**Task statement**
Extract the stretch of rows from the very first one through the row containing "chevron-down-icon <box>325 102 335 112</box>", both included, and reproduce each line unchanged.

**Rows**

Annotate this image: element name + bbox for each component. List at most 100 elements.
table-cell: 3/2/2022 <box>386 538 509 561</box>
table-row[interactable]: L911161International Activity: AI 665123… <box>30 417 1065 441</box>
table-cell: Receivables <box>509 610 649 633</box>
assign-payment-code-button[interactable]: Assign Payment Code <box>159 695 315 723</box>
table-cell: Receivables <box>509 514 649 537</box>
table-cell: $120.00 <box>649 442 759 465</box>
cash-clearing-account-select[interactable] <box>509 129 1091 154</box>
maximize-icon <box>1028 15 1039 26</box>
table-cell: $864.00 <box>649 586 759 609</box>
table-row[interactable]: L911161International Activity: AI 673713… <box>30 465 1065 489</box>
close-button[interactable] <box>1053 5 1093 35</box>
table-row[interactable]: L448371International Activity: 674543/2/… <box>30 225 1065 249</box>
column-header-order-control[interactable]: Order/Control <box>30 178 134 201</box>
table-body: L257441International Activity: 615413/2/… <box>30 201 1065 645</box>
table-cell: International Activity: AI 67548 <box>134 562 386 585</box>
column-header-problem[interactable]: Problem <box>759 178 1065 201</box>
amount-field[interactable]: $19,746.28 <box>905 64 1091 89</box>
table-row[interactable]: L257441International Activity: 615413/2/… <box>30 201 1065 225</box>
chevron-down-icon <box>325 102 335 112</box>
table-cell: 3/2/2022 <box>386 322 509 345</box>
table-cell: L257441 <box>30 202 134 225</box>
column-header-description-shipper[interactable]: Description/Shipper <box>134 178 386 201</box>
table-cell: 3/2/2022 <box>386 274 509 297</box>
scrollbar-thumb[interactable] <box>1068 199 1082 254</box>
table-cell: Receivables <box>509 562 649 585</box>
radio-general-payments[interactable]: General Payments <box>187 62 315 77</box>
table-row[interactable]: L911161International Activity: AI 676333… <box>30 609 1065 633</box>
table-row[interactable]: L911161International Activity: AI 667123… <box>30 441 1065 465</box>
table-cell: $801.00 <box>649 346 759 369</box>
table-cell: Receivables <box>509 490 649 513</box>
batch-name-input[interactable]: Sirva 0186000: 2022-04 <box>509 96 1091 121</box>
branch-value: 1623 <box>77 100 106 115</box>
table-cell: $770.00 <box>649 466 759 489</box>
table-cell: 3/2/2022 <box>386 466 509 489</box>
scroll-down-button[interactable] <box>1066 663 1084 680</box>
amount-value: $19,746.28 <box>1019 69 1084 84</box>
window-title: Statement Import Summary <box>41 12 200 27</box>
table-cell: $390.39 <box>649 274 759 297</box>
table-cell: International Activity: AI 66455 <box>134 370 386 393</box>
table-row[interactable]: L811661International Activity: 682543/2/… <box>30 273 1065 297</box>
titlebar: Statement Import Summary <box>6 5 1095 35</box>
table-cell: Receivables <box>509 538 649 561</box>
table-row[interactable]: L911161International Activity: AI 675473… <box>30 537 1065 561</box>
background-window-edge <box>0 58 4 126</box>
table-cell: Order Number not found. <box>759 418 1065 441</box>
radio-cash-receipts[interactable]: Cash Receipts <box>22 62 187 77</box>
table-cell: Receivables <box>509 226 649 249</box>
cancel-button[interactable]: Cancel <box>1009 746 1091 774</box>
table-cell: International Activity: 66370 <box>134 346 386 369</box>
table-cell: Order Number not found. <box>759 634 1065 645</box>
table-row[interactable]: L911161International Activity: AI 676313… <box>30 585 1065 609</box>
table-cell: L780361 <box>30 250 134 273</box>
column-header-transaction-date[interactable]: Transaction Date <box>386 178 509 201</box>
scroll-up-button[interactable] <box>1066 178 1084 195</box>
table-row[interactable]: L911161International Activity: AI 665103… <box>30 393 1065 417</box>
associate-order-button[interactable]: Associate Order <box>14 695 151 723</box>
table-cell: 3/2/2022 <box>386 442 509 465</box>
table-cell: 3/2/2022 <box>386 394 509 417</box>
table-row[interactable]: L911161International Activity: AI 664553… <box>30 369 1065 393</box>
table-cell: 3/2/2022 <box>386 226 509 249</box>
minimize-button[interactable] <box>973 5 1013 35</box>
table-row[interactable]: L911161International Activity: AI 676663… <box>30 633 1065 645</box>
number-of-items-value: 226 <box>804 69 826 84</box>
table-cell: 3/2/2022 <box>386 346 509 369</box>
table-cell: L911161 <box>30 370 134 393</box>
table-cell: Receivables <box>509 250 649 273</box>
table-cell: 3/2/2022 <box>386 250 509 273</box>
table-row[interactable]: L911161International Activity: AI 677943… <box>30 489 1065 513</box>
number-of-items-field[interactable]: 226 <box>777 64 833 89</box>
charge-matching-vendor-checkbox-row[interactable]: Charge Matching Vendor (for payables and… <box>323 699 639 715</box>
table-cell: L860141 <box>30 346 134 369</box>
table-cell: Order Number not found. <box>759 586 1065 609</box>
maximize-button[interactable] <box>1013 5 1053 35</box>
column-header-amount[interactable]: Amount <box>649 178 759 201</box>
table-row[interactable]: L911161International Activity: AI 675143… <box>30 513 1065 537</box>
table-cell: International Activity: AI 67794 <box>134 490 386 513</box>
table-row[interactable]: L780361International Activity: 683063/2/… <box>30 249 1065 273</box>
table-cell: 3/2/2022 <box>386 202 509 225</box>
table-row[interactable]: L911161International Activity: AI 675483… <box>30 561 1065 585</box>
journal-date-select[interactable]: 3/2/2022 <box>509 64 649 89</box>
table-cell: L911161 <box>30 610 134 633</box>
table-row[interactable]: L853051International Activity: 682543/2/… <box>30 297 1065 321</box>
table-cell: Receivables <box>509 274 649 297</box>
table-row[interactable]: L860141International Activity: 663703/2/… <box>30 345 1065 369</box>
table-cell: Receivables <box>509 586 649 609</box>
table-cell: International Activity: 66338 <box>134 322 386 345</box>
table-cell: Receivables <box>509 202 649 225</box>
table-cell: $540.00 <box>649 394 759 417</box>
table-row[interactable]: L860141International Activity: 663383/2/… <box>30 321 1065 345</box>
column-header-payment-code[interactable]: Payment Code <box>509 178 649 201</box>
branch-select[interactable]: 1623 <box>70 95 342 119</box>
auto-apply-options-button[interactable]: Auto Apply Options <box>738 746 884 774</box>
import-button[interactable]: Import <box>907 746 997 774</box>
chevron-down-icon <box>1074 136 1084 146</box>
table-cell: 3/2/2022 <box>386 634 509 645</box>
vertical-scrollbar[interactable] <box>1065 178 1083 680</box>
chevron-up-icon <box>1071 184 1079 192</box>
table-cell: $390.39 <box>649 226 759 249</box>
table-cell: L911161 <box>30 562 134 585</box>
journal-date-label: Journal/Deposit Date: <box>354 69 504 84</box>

**Worked solution**
Annotate this image: element name + bbox for each component. List at most 100 elements.
table-cell: 3/2/2022 <box>386 538 509 561</box>
table-row[interactable]: L911161International Activity: AI 665123… <box>30 417 1065 441</box>
table-cell: Receivables <box>509 610 649 633</box>
assign-payment-code-button[interactable]: Assign Payment Code <box>159 695 315 723</box>
table-cell: Receivables <box>509 514 649 537</box>
table-cell: $120.00 <box>649 442 759 465</box>
cash-clearing-account-select[interactable] <box>509 129 1091 154</box>
maximize-icon <box>1028 15 1039 26</box>
table-cell: $864.00 <box>649 586 759 609</box>
table-row[interactable]: L911161International Activity: AI 673713… <box>30 465 1065 489</box>
close-button[interactable] <box>1053 5 1093 35</box>
table-row[interactable]: L448371International Activity: 674543/2/… <box>30 225 1065 249</box>
column-header-order-control[interactable]: Order/Control <box>30 178 134 201</box>
table-body: L257441International Activity: 615413/2/… <box>30 201 1065 645</box>
table-cell: International Activity: AI 67548 <box>134 562 386 585</box>
column-header-problem[interactable]: Problem <box>759 178 1065 201</box>
amount-field[interactable]: $19,746.28 <box>905 64 1091 89</box>
table-row[interactable]: L257441International Activity: 615413/2/… <box>30 201 1065 225</box>
chevron-down-icon <box>325 102 335 112</box>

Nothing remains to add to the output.